Quote all of the data exactly as given. Skip every picture it contains.

======== Dataset entries

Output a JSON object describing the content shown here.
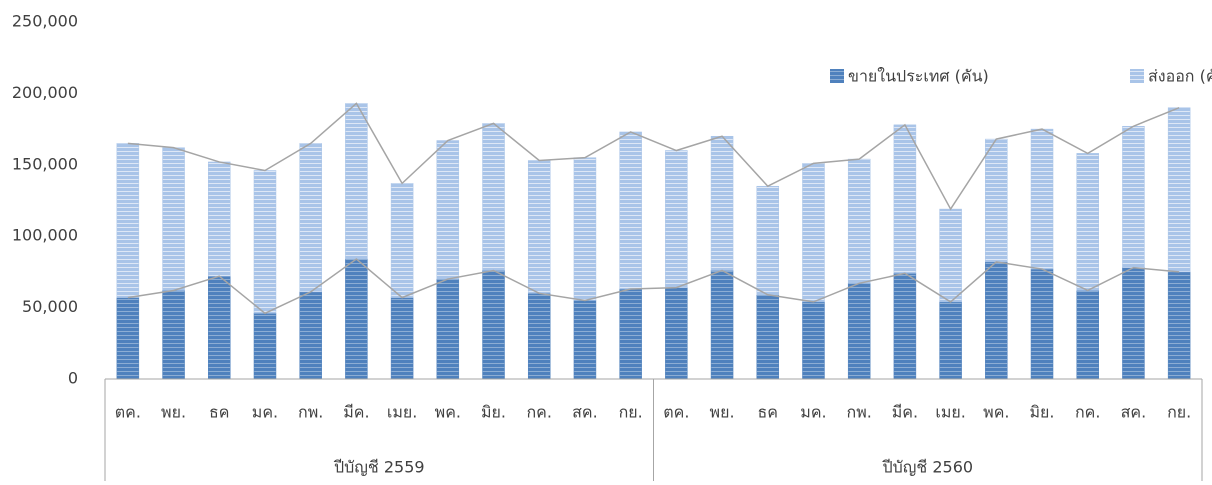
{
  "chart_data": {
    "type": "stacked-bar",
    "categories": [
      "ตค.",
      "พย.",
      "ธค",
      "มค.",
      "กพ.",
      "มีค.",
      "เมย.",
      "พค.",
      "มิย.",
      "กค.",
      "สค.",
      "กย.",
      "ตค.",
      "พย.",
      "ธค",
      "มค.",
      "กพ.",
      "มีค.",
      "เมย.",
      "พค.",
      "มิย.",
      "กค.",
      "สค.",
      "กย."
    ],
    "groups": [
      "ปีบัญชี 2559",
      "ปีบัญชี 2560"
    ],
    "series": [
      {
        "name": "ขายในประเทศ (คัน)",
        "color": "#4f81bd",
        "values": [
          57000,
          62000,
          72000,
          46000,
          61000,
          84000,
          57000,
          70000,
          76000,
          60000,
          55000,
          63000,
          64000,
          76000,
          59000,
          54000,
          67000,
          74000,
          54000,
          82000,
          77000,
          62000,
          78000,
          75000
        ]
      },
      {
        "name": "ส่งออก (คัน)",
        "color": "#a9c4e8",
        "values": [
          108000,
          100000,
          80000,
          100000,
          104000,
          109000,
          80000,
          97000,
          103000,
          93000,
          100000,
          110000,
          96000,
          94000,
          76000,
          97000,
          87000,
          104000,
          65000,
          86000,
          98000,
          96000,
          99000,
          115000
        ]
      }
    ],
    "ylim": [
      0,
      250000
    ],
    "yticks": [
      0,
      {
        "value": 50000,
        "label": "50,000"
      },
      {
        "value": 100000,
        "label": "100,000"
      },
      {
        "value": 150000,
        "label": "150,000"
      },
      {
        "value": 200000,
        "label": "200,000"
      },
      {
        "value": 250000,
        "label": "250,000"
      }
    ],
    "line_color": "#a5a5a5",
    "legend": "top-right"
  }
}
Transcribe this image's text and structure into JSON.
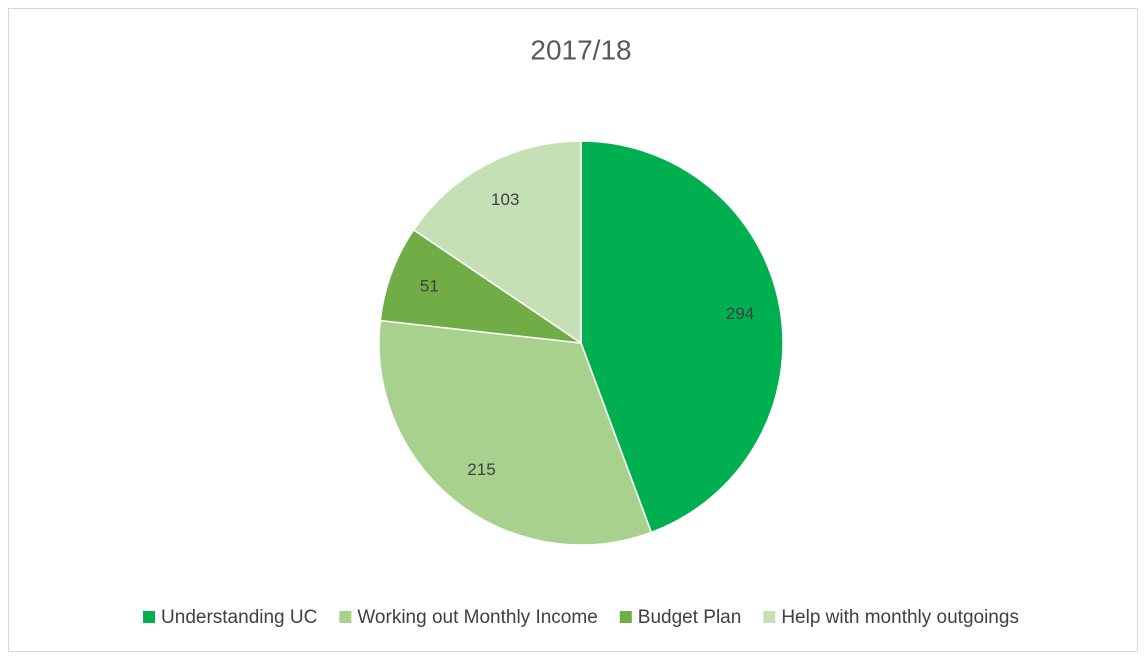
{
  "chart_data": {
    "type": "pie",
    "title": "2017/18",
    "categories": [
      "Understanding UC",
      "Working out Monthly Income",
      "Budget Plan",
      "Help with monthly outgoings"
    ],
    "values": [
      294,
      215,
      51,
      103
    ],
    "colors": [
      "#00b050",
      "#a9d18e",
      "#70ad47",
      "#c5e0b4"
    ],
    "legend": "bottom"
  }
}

================

> The output
Output a JSON object describing the content shown here.
{
  "chart_data": {
    "type": "stacked-bar",
    "categories": [
      "ตค.",
      "พย.",
      "ธค",
      "มค.",
      "กพ.",
      "มีค.",
      "เมย.",
      "พค.",
      "มิย.",
      "กค.",
      "สค.",
      "กย.",
      "ตค.",
      "พย.",
      "ธค",
      "มค.",
      "กพ.",
      "มีค.",
      "เมย.",
      "พค.",
      "มิย.",
      "กค.",
      "สค.",
      "กย."
    ],
    "groups": [
      "ปีบัญชี 2559",
      "ปีบัญชี 2560"
    ],
    "series": [
      {
        "name": "ขายในประเทศ (คัน)",
        "color": "#4f81bd",
        "values": [
          57000,
          62000,
          72000,
          46000,
          61000,
          84000,
          57000,
          70000,
          76000,
          60000,
          55000,
          63000,
          64000,
          76000,
          59000,
          54000,
          67000,
          74000,
          54000,
          82000,
          77000,
          62000,
          78000,
          75000
        ]
      },
      {
        "name": "ส่งออก (คัน)",
        "color": "#a9c4e8",
        "values": [
          108000,
          100000,
          80000,
          100000,
          104000,
          109000,
          80000,
          97000,
          103000,
          93000,
          100000,
          110000,
          96000,
          94000,
          76000,
          97000,
          87000,
          104000,
          65000,
          86000,
          98000,
          96000,
          99000,
          115000
        ]
      }
    ],
    "ylim": [
      0,
      250000
    ],
    "yticks": [
      0,
      {
        "value": 50000,
        "label": "50,000"
      },
      {
        "value": 100000,
        "label": "100,000"
      },
      {
        "value": 150000,
        "label": "150,000"
      },
      {
        "value": 200000,
        "label": "200,000"
      },
      {
        "value": 250000,
        "label": "250,000"
      }
    ],
    "line_color": "#a5a5a5",
    "legend": "top-right"
  }
}
Transcribe this image's text and structure into JSON.
{
  "chart_data": {
    "type": "pie",
    "title": "2017/18",
    "categories": [
      "Understanding UC",
      "Working out Monthly Income",
      "Budget Plan",
      "Help with monthly outgoings"
    ],
    "values": [
      294,
      215,
      51,
      103
    ],
    "colors": [
      "#00b050",
      "#a9d18e",
      "#70ad47",
      "#c5e0b4"
    ],
    "legend": "bottom"
  }
}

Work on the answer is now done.